> **Stored data**

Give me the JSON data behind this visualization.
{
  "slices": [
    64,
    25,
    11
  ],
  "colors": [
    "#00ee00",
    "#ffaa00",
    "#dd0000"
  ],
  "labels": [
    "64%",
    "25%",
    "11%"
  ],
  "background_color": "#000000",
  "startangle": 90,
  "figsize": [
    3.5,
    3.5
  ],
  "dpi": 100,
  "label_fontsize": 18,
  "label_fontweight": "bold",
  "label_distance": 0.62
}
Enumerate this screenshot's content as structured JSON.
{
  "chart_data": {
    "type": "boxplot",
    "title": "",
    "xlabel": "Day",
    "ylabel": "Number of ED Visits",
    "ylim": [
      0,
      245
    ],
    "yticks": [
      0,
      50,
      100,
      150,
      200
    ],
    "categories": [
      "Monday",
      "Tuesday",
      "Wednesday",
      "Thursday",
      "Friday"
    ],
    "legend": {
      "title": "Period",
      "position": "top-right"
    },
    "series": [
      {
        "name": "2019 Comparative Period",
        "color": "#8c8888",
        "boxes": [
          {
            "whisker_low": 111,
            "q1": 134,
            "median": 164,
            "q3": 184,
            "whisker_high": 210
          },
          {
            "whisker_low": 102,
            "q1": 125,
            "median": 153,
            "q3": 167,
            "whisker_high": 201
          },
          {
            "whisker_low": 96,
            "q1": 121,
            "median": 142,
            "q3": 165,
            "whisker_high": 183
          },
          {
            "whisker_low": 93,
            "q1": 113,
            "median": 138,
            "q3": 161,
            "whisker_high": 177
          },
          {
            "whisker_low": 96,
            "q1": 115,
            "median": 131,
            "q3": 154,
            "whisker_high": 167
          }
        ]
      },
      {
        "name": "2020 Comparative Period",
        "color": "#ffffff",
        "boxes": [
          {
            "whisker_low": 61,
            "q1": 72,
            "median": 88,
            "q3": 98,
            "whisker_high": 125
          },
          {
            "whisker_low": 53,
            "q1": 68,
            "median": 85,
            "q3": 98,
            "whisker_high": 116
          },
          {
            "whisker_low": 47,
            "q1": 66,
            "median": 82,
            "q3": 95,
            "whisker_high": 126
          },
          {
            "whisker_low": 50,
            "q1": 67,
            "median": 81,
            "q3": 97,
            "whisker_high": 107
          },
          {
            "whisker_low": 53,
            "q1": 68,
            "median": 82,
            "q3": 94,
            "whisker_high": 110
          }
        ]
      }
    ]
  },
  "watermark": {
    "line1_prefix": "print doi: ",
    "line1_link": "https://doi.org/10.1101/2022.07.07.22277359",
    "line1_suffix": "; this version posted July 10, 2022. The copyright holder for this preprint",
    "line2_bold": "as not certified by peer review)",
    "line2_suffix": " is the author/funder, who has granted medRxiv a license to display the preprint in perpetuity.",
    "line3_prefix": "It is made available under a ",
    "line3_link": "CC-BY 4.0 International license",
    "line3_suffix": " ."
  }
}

> **Task goal**
Write the entire listing out again, word for word.

> **Answer to the task**
Give me the JSON data behind this visualization.
{
  "slices": [
    64,
    25,
    11
  ],
  "colors": [
    "#00ee00",
    "#ffaa00",
    "#dd0000"
  ],
  "labels": [
    "64%",
    "25%",
    "11%"
  ],
  "background_color": "#000000",
  "startangle": 90,
  "figsize": [
    3.5,
    3.5
  ],
  "dpi": 100,
  "label_fontsize": 18,
  "label_fontweight": "bold",
  "label_distance": 0.62
}
Enumerate this screenshot's content as structured JSON.
{
  "chart_data": {
    "type": "boxplot",
    "title": "",
    "xlabel": "Day",
    "ylabel": "Number of ED Visits",
    "ylim": [
      0,
      245
    ],
    "yticks": [
      0,
      50,
      100,
      150,
      200
    ],
    "categories": [
      "Monday",
      "Tuesday",
      "Wednesday",
      "Thursday",
      "Friday"
    ],
    "legend": {
      "title": "Period",
      "position": "top-right"
    },
    "series": [
      {
        "name": "2019 Comparative Period",
        "color": "#8c8888",
        "boxes": [
          {
            "whisker_low": 111,
            "q1": 134,
            "median": 164,
            "q3": 184,
            "whisker_high": 210
          },
          {
            "whisker_low": 102,
            "q1": 125,
            "median": 153,
            "q3": 167,
            "whisker_high": 201
          },
          {
            "whisker_low": 96,
            "q1": 121,
            "median": 142,
            "q3": 165,
            "whisker_high": 183
          },
          {
            "whisker_low": 93,
            "q1": 113,
            "median": 138,
            "q3": 161,
            "whisker_high": 177
          },
          {
            "whisker_low": 96,
            "q1": 115,
            "median": 131,
            "q3": 154,
            "whisker_high": 167
          }
        ]
      },
      {
        "name": "2020 Comparative Period",
        "color": "#ffffff",
        "boxes": [
          {
            "whisker_low": 61,
            "q1": 72,
            "median": 88,
            "q3": 98,
            "whisker_high": 125
          },
          {
            "whisker_low": 53,
            "q1": 68,
            "median": 85,
            "q3": 98,
            "whisker_high": 116
          },
          {
            "whisker_low": 47,
            "q1": 66,
            "median": 82,
            "q3": 95,
            "whisker_high": 126
          },
          {
            "whisker_low": 50,
            "q1": 67,
            "median": 81,
            "q3": 97,
            "whisker_high": 107
          },
          {
            "whisker_low": 53,
            "q1": 68,
            "median": 82,
            "q3": 94,
            "whisker_high": 110
          }
        ]
      }
    ]
  },
  "watermark": {
    "line1_prefix": "print doi: ",
    "line1_link": "https://doi.org/10.1101/2022.07.07.22277359",
    "line1_suffix": "; this version posted July 10, 2022. The copyright holder for this preprint",
    "line2_bold": "as not certified by peer review)",
    "line2_suffix": " is the author/funder, who has granted medRxiv a license to display the preprint in perpetuity.",
    "line3_prefix": "It is made available under a ",
    "line3_link": "CC-BY 4.0 International license",
    "line3_suffix": " ."
  }
}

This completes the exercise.